Transcribe every entry word for word, but skip the images.

* start GIVEN DATA *

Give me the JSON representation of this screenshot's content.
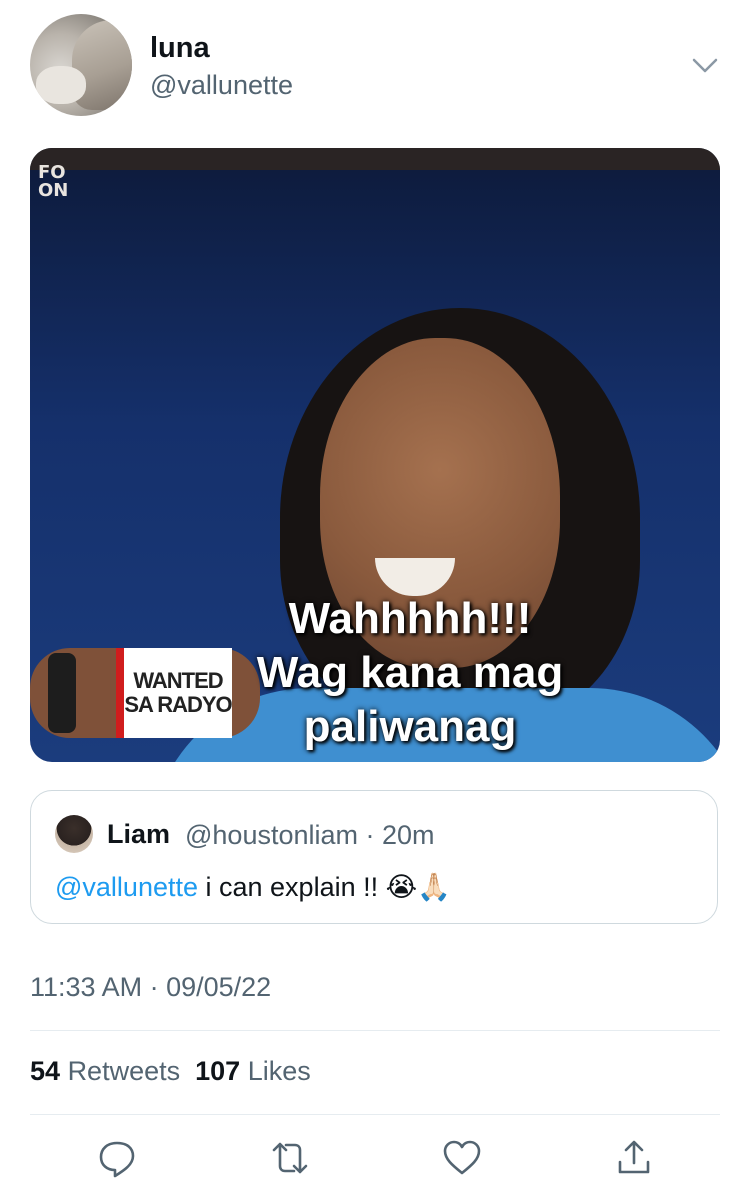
{
  "tweet": {
    "author_name": "luna",
    "author_handle": "@vallunette",
    "media_caption": [
      "Wahhhhh!!!",
      "Wag kana mag",
      "paliwanag"
    ],
    "media_badge": [
      "WANTED",
      "SA RADYO"
    ],
    "media_logo": [
      "FO",
      "ON"
    ],
    "timestamp": "11:33 AM · 09/05/22"
  },
  "quoted": {
    "name": "Liam",
    "meta": "@houstonliam · 20m",
    "mention": "@vallunette",
    "text": " i can explain !! 😭🙏🏻"
  },
  "stats": {
    "retweets_count": "54",
    "retweets_label": "Retweets",
    "likes_count": "107",
    "likes_label": "Likes"
  },
  "actions": [
    {
      "icon": "reply-icon"
    },
    {
      "icon": "retweet-icon"
    },
    {
      "icon": "like-icon"
    },
    {
      "icon": "share-icon"
    }
  ],
  "colors": {
    "accent": "#1d9bf0",
    "muted": "#536471",
    "text": "#0f1419"
  }
}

* end GIVEN DATA *

> **IN RESPONSE**:
Give me the JSON representation of this screenshot's content.
{
  "tweet": {
    "author_name": "luna",
    "author_handle": "@vallunette",
    "media_caption": [
      "Wahhhhh!!!",
      "Wag kana mag",
      "paliwanag"
    ],
    "media_badge": [
      "WANTED",
      "SA RADYO"
    ],
    "media_logo": [
      "FO",
      "ON"
    ],
    "timestamp": "11:33 AM · 09/05/22"
  },
  "quoted": {
    "name": "Liam",
    "meta": "@houstonliam · 20m",
    "mention": "@vallunette",
    "text": " i can explain !! 😭🙏🏻"
  },
  "stats": {
    "retweets_count": "54",
    "retweets_label": "Retweets",
    "likes_count": "107",
    "likes_label": "Likes"
  },
  "actions": [
    {
      "icon": "reply-icon"
    },
    {
      "icon": "retweet-icon"
    },
    {
      "icon": "like-icon"
    },
    {
      "icon": "share-icon"
    }
  ],
  "colors": {
    "accent": "#1d9bf0",
    "muted": "#536471",
    "text": "#0f1419"
  }
}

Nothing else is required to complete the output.